Copy the lines of the records below unchanged, from the one containing "swatch-brown [358, 484, 370, 494]" through the one containing "warning-triangle-icon: ! [39, 283, 50, 292]", with both of those lines included.

## Start

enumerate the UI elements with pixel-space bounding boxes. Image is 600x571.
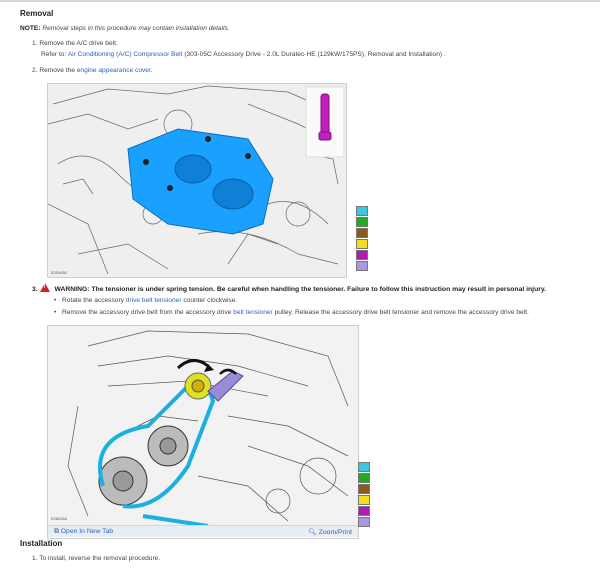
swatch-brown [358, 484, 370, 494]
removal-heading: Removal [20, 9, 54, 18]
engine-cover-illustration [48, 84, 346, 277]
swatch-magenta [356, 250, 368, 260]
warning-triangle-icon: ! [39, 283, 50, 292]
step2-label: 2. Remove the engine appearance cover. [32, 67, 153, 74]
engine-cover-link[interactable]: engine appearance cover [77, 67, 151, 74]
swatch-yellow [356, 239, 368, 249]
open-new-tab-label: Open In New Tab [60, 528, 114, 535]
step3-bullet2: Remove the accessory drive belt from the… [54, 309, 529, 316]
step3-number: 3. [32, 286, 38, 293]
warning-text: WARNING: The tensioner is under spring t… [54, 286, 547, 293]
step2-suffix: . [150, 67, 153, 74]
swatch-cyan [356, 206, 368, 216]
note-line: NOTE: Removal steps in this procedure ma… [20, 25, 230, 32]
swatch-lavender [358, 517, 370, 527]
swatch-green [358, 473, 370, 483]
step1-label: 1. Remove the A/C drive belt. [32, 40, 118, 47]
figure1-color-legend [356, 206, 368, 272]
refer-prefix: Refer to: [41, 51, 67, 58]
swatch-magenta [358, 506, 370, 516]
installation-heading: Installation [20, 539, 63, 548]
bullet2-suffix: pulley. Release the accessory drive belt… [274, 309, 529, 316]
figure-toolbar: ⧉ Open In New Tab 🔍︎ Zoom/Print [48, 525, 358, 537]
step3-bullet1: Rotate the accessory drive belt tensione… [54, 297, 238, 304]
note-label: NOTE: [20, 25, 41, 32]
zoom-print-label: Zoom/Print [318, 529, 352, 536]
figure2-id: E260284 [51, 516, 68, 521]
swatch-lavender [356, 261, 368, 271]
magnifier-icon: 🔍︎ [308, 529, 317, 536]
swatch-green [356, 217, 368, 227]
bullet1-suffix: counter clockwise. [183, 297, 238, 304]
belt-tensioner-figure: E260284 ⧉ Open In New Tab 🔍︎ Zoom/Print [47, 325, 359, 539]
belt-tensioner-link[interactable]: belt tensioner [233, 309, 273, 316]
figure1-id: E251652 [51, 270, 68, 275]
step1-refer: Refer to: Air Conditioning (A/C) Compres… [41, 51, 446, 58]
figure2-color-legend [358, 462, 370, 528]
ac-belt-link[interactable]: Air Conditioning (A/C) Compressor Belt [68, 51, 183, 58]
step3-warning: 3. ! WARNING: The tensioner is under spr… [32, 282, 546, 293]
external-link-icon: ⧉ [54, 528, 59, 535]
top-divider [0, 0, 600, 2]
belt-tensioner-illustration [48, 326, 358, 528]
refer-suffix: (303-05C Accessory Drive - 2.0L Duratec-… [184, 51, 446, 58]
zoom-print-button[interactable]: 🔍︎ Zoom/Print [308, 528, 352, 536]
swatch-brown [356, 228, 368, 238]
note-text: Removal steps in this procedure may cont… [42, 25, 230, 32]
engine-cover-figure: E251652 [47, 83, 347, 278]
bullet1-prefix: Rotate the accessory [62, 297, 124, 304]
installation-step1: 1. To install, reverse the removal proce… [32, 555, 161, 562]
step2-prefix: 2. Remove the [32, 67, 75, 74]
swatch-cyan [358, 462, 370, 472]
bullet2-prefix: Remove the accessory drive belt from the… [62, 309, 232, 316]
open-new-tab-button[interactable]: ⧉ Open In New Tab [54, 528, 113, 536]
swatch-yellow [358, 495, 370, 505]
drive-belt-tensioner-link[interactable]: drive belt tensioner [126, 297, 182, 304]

## End

Result:
swatch-brown [358, 484, 370, 494]
removal-heading: Removal [20, 9, 54, 18]
engine-cover-illustration [48, 84, 346, 277]
swatch-magenta [356, 250, 368, 260]
warning-triangle-icon: ! [39, 283, 50, 292]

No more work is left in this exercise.